=== Given exercise ===
Count the lines below that include the word "name" and write that number alone.

%%

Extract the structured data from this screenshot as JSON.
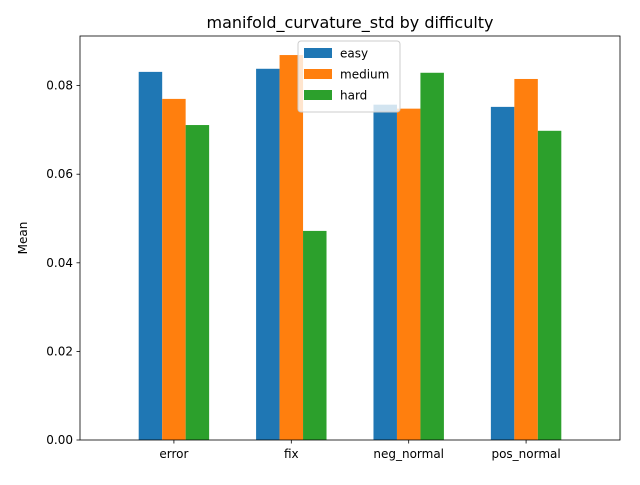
{
  "chart_data": {
    "type": "bar",
    "title": "manifold_curvature_std by difficulty",
    "xlabel": "",
    "ylabel": "Mean",
    "categories": [
      "error",
      "fix",
      "neg_normal",
      "pos_normal"
    ],
    "series": [
      {
        "name": "easy",
        "color": "#1f77b4",
        "values": [
          0.0831,
          0.0838,
          0.0757,
          0.0752
        ]
      },
      {
        "name": "medium",
        "color": "#ff7f0e",
        "values": [
          0.077,
          0.0869,
          0.0748,
          0.0815
        ]
      },
      {
        "name": "hard",
        "color": "#2ca02c",
        "values": [
          0.0711,
          0.0472,
          0.0829,
          0.0698
        ]
      }
    ],
    "ylim": [
      0,
      0.0912
    ],
    "yticks": [
      0.0,
      0.02,
      0.04,
      0.06,
      0.08
    ],
    "ytick_labels": [
      "0.00",
      "0.02",
      "0.04",
      "0.06",
      "0.08"
    ],
    "legend_position": "upper-center",
    "grid": false
  }
}
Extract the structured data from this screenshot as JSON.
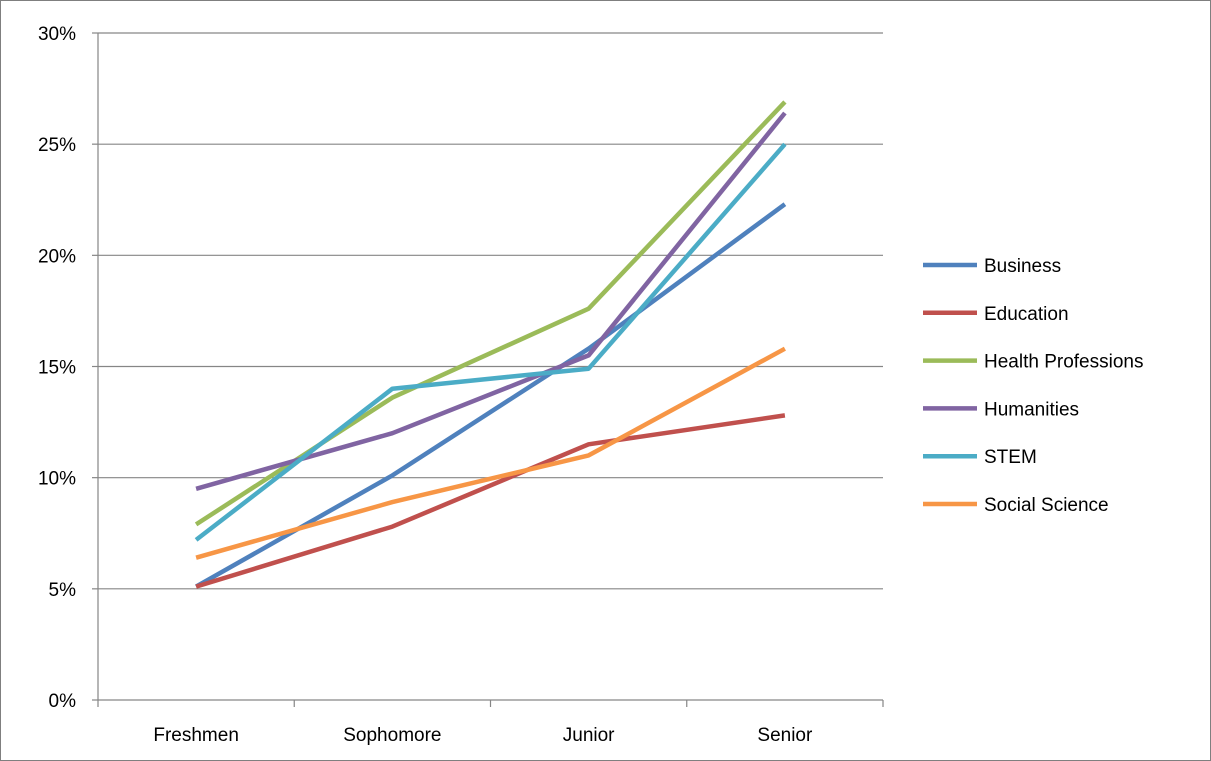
{
  "chart_data": {
    "type": "line",
    "title": "",
    "xlabel": "",
    "ylabel": "",
    "categories": [
      "Freshmen",
      "Sophomore",
      "Junior",
      "Senior"
    ],
    "ylim": [
      0,
      30
    ],
    "yticks": [
      0,
      5,
      10,
      15,
      20,
      25,
      30
    ],
    "ytick_labels": [
      "0%",
      "5%",
      "10%",
      "15%",
      "20%",
      "25%",
      "30%"
    ],
    "y_unit": "percent",
    "grid": "horizontal",
    "legend_position": "right",
    "series": [
      {
        "name": "Business",
        "color": "#4f81bd",
        "values": [
          5.1,
          10.1,
          15.8,
          22.3
        ]
      },
      {
        "name": "Education",
        "color": "#c0504d",
        "values": [
          5.1,
          7.8,
          11.5,
          12.8
        ]
      },
      {
        "name": "Health Professions",
        "color": "#9bbb59",
        "values": [
          7.9,
          13.6,
          17.6,
          26.9
        ]
      },
      {
        "name": "Humanities",
        "color": "#8064a2",
        "values": [
          9.5,
          12.0,
          15.5,
          26.4
        ]
      },
      {
        "name": "STEM",
        "color": "#4bacc6",
        "values": [
          7.2,
          14.0,
          14.9,
          25.0
        ]
      },
      {
        "name": "Social Science",
        "color": "#f79646",
        "values": [
          6.4,
          8.9,
          11.0,
          15.8
        ]
      }
    ]
  }
}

%%

=== Expected answer ===
9